> _Task goal_:
Report how many lines contain "山东自贸试验区"; state the number and nothing else.

Dataset items

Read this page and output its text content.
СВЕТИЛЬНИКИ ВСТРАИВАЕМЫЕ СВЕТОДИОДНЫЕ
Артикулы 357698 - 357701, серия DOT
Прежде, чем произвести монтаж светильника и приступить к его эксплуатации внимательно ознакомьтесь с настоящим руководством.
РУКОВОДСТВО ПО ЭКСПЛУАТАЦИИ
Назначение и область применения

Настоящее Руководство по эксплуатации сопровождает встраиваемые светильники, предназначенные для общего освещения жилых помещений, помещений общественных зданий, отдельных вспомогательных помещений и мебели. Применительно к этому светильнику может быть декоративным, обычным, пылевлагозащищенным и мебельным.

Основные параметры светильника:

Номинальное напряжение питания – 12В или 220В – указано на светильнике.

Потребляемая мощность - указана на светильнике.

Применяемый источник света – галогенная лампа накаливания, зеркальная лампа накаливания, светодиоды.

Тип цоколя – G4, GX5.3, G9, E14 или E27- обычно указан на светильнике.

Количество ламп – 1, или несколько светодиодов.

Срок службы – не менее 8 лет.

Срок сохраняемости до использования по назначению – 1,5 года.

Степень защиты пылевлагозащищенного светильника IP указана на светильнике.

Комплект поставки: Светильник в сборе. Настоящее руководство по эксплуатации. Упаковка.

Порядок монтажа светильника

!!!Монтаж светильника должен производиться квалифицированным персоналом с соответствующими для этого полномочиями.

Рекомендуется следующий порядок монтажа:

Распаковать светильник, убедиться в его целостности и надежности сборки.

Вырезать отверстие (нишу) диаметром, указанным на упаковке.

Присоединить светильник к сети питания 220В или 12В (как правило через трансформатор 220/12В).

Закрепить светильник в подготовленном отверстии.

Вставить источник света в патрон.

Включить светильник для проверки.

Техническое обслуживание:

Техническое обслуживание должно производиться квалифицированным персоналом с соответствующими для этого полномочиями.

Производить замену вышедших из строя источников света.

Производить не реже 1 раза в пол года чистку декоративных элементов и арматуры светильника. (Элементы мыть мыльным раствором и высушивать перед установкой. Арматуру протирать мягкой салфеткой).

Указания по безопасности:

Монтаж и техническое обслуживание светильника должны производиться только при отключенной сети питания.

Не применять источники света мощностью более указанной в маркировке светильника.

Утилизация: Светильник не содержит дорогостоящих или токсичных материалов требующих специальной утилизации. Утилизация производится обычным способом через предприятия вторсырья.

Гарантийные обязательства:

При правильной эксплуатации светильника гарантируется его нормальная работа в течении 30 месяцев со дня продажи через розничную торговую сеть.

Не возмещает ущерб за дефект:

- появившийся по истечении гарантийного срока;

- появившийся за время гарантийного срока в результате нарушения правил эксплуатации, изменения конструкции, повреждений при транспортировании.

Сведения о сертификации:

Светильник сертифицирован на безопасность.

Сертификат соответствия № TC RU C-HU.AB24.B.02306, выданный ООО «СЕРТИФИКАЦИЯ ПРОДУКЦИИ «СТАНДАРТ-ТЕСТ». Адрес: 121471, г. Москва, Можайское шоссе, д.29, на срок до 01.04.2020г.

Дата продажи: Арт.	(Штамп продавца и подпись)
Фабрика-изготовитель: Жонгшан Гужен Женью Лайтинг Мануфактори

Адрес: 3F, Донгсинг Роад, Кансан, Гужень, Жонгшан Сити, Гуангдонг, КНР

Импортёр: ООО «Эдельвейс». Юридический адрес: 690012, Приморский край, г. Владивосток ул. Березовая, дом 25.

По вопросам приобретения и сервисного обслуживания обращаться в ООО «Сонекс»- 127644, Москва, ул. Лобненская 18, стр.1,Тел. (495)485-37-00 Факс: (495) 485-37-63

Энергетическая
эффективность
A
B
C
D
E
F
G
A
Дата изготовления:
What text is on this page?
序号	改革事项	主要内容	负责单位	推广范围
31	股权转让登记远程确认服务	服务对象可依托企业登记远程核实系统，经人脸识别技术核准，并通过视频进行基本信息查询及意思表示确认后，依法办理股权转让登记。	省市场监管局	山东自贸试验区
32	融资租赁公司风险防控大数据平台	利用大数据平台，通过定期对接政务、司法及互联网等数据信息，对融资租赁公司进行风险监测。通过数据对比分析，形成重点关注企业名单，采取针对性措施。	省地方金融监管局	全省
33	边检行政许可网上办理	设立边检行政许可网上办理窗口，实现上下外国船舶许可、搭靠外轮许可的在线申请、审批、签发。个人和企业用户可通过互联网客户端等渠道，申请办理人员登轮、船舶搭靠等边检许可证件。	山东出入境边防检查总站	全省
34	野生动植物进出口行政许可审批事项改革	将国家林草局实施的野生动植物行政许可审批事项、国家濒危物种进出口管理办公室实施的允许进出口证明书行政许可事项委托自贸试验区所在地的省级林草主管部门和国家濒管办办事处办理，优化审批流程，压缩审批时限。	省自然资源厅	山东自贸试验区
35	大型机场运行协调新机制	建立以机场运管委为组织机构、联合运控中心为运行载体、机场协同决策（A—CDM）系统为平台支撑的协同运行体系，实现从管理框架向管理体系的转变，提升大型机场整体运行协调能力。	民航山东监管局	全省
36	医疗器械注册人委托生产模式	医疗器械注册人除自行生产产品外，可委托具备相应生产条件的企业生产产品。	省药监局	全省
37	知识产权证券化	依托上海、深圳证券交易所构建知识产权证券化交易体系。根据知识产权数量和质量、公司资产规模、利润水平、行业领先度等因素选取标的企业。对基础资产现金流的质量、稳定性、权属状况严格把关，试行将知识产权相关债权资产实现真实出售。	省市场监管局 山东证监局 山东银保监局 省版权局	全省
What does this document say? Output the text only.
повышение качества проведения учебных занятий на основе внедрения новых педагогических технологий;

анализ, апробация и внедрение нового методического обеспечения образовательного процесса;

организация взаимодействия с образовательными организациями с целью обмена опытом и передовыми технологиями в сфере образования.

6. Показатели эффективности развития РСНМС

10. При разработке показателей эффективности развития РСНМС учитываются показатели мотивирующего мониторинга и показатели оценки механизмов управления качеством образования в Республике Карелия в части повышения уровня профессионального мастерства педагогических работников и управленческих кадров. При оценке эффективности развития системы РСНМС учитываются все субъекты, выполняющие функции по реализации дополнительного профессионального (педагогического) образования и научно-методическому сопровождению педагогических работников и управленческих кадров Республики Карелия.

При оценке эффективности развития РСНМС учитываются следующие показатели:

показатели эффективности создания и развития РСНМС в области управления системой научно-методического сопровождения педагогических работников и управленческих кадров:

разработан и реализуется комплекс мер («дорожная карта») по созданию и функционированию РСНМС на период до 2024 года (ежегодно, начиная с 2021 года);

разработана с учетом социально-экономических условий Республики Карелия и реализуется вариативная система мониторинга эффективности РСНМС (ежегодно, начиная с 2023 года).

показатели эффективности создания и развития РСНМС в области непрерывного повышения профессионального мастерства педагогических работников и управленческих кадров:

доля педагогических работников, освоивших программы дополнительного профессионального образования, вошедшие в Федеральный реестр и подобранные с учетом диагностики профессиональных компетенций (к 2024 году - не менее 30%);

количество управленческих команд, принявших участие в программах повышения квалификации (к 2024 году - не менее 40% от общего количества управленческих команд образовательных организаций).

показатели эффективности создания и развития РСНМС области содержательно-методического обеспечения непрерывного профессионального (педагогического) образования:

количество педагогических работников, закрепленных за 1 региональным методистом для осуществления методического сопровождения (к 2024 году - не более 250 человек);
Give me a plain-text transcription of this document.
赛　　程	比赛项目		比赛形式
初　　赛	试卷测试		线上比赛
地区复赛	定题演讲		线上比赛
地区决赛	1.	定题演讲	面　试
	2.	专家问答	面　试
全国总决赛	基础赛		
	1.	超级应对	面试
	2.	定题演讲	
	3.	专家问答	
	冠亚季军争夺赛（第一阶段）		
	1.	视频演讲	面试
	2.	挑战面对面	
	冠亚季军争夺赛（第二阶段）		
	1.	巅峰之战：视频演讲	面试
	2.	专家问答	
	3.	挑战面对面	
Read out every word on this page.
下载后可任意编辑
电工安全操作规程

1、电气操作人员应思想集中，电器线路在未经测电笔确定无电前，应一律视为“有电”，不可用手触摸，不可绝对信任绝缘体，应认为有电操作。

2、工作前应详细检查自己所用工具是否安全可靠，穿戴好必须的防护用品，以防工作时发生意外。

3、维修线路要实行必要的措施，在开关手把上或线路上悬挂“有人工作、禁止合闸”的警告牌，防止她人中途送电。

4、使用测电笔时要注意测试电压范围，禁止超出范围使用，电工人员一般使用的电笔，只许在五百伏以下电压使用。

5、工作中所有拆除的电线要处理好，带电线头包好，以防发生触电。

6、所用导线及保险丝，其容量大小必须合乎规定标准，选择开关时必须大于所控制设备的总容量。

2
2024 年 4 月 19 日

> _Problem solution_:
2